Aim of the task. Please copy each of the entries below line for line, keeping every character unchanged.

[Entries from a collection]
# # #
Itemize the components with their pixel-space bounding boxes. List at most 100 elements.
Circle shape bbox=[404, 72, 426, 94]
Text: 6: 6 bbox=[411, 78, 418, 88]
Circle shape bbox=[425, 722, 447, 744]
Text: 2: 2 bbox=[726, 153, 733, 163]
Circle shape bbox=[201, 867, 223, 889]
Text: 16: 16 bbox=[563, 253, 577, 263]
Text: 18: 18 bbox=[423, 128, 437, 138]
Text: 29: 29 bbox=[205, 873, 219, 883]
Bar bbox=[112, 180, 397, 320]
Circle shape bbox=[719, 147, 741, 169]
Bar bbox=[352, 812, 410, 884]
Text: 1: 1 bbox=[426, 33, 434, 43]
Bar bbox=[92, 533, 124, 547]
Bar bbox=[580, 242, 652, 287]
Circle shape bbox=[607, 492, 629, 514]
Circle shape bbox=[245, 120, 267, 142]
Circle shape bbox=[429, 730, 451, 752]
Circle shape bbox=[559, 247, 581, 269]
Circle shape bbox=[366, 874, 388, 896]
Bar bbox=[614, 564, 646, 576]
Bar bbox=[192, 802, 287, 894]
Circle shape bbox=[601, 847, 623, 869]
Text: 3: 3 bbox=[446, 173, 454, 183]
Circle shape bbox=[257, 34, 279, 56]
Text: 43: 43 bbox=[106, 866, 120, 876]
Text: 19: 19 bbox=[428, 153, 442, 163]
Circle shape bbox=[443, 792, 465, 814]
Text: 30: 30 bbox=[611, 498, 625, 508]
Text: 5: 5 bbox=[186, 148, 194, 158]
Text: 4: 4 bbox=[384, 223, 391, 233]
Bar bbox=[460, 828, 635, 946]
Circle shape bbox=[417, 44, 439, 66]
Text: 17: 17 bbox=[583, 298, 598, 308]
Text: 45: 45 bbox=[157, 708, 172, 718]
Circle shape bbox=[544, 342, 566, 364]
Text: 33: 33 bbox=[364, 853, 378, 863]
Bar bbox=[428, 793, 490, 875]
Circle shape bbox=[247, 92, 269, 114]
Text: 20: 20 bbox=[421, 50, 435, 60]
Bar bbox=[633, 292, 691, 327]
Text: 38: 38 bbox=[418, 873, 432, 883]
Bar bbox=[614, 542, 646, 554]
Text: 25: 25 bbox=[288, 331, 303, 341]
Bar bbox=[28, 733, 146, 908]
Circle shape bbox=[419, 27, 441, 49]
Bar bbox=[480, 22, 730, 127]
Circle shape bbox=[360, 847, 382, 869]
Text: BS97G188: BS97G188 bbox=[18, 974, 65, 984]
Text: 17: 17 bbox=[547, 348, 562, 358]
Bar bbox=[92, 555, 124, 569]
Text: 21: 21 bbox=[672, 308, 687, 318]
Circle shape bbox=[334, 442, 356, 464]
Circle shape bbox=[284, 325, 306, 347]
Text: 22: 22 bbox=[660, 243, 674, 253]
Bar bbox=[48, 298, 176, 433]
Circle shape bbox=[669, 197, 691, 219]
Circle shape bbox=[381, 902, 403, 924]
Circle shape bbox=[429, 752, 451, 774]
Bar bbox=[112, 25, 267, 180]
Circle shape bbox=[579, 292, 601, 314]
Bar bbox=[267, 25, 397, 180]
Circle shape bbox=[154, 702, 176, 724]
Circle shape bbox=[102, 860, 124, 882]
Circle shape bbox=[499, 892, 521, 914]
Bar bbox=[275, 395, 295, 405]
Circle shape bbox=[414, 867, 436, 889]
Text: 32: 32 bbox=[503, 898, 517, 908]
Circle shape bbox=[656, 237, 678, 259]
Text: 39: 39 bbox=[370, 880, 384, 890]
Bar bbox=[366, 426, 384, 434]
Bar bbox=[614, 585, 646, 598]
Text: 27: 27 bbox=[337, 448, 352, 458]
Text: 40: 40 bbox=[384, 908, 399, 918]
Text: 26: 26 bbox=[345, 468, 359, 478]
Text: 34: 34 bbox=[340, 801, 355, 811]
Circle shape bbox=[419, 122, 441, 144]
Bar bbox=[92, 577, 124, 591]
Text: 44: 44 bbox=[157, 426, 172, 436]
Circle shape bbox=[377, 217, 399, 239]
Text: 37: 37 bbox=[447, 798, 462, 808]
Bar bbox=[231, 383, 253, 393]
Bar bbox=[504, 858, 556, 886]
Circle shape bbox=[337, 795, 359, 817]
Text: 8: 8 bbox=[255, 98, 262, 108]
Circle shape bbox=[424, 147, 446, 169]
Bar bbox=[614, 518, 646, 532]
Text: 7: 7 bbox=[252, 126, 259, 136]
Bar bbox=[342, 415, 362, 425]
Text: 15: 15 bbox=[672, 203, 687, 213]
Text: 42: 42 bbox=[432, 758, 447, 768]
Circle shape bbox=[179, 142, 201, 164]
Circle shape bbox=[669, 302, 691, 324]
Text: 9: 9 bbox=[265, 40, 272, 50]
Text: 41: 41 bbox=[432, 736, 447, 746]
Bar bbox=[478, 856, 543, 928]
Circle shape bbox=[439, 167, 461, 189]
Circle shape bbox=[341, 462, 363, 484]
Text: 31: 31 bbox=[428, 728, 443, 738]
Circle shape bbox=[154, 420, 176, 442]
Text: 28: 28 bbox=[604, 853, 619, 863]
# # #
Written response.
Itemize the components with their pixel-space bounding boxes. List at most 100 elements.
Circle shape bbox=[404, 72, 426, 94]
Text: 6: 6 bbox=[411, 78, 418, 88]
Circle shape bbox=[425, 722, 447, 744]
Text: 2: 2 bbox=[726, 153, 733, 163]
Circle shape bbox=[201, 867, 223, 889]
Text: 16: 16 bbox=[563, 253, 577, 263]
Text: 18: 18 bbox=[423, 128, 437, 138]
Text: 29: 29 bbox=[205, 873, 219, 883]
Bar bbox=[112, 180, 397, 320]
Circle shape bbox=[719, 147, 741, 169]
Bar bbox=[352, 812, 410, 884]
Text: 1: 1 bbox=[426, 33, 434, 43]
Bar bbox=[92, 533, 124, 547]
Bar bbox=[580, 242, 652, 287]
Circle shape bbox=[607, 492, 629, 514]
Circle shape bbox=[245, 120, 267, 142]
Circle shape bbox=[429, 730, 451, 752]
Circle shape bbox=[559, 247, 581, 269]
Circle shape bbox=[366, 874, 388, 896]
Bar bbox=[614, 564, 646, 576]
Bar bbox=[192, 802, 287, 894]
Circle shape bbox=[601, 847, 623, 869]
Text: 3: 3 bbox=[446, 173, 454, 183]
Circle shape bbox=[257, 34, 279, 56]
Text: 43: 43 bbox=[106, 866, 120, 876]
Text: 19: 19 bbox=[428, 153, 442, 163]
Circle shape bbox=[443, 792, 465, 814]
Text: 30: 30 bbox=[611, 498, 625, 508]
Text: 5: 5 bbox=[186, 148, 194, 158]
Text: 4: 4 bbox=[384, 223, 391, 233]
Bar bbox=[460, 828, 635, 946]
Circle shape bbox=[417, 44, 439, 66]
Text: 17: 17 bbox=[583, 298, 598, 308]
Text: 45: 45 bbox=[157, 708, 172, 718]
Circle shape bbox=[544, 342, 566, 364]
Text: 33: 33 bbox=[364, 853, 378, 863]
Bar bbox=[428, 793, 490, 875]
Circle shape bbox=[247, 92, 269, 114]
Text: 20: 20 bbox=[421, 50, 435, 60]
Bar bbox=[633, 292, 691, 327]
Text: 38: 38 bbox=[418, 873, 432, 883]
Bar bbox=[614, 542, 646, 554]
Text: 25: 25 bbox=[288, 331, 303, 341]
Bar bbox=[28, 733, 146, 908]
Circle shape bbox=[419, 27, 441, 49]
Bar bbox=[480, 22, 730, 127]
Circle shape bbox=[360, 847, 382, 869]
Text: BS97G188: BS97G188 bbox=[18, 974, 65, 984]
Text: 17: 17 bbox=[547, 348, 562, 358]
Bar bbox=[92, 555, 124, 569]
Text: 21: 21 bbox=[672, 308, 687, 318]
Circle shape bbox=[334, 442, 356, 464]
Circle shape bbox=[284, 325, 306, 347]
Text: 22: 22 bbox=[660, 243, 674, 253]
Bar bbox=[48, 298, 176, 433]
Circle shape bbox=[669, 197, 691, 219]
Circle shape bbox=[381, 902, 403, 924]
Circle shape bbox=[429, 752, 451, 774]
Bar bbox=[112, 25, 267, 180]
Circle shape bbox=[579, 292, 601, 314]
Bar bbox=[267, 25, 397, 180]
Circle shape bbox=[154, 702, 176, 724]
Circle shape bbox=[102, 860, 124, 882]
Circle shape bbox=[499, 892, 521, 914]
Bar bbox=[275, 395, 295, 405]
Circle shape bbox=[414, 867, 436, 889]
Text: 32: 32 bbox=[503, 898, 517, 908]
Circle shape bbox=[656, 237, 678, 259]
Text: 39: 39 bbox=[370, 880, 384, 890]
Bar bbox=[366, 426, 384, 434]
Bar bbox=[614, 585, 646, 598]
Text: 27: 27 bbox=[337, 448, 352, 458]
Text: 40: 40 bbox=[384, 908, 399, 918]
Text: 26: 26 bbox=[345, 468, 359, 478]
Text: 34: 34 bbox=[340, 801, 355, 811]
Circle shape bbox=[419, 122, 441, 144]
Bar bbox=[92, 577, 124, 591]
Text: 44: 44 bbox=[157, 426, 172, 436]
Circle shape bbox=[377, 217, 399, 239]
Text: 37: 37 bbox=[447, 798, 462, 808]
Bar bbox=[231, 383, 253, 393]
Bar bbox=[504, 858, 556, 886]
Circle shape bbox=[337, 795, 359, 817]
Text: 8: 8 bbox=[255, 98, 262, 108]
Circle shape bbox=[424, 147, 446, 169]
Bar bbox=[614, 518, 646, 532]
Text: 7: 7 bbox=[252, 126, 259, 136]
Bar bbox=[342, 415, 362, 425]
Text: 15: 15 bbox=[672, 203, 687, 213]
Text: 42: 42 bbox=[432, 758, 447, 768]
Circle shape bbox=[179, 142, 201, 164]
Circle shape bbox=[669, 302, 691, 324]
Text: 9: 9 bbox=[265, 40, 272, 50]
Text: 41: 41 bbox=[432, 736, 447, 746]
Bar bbox=[478, 856, 543, 928]
Circle shape bbox=[439, 167, 461, 189]
Circle shape bbox=[341, 462, 363, 484]
Text: 31: 31 bbox=[428, 728, 443, 738]
Circle shape bbox=[154, 420, 176, 442]
Text: 28: 28 bbox=[604, 853, 619, 863]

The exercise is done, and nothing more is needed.